== Stored records ==
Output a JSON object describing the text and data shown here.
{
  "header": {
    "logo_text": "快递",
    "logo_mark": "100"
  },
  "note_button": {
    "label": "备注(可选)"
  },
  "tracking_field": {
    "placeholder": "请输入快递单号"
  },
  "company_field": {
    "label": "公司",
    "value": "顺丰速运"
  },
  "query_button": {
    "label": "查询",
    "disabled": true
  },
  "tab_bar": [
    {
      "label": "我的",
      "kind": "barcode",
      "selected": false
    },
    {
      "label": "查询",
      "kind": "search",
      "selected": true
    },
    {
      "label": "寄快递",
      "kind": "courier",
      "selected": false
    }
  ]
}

== Task to complete ==
Copy every line of the entries above in which "kind" occurs.

== Response ==
      "kind": "barcode",
      "kind": "search",
      "kind": "courier",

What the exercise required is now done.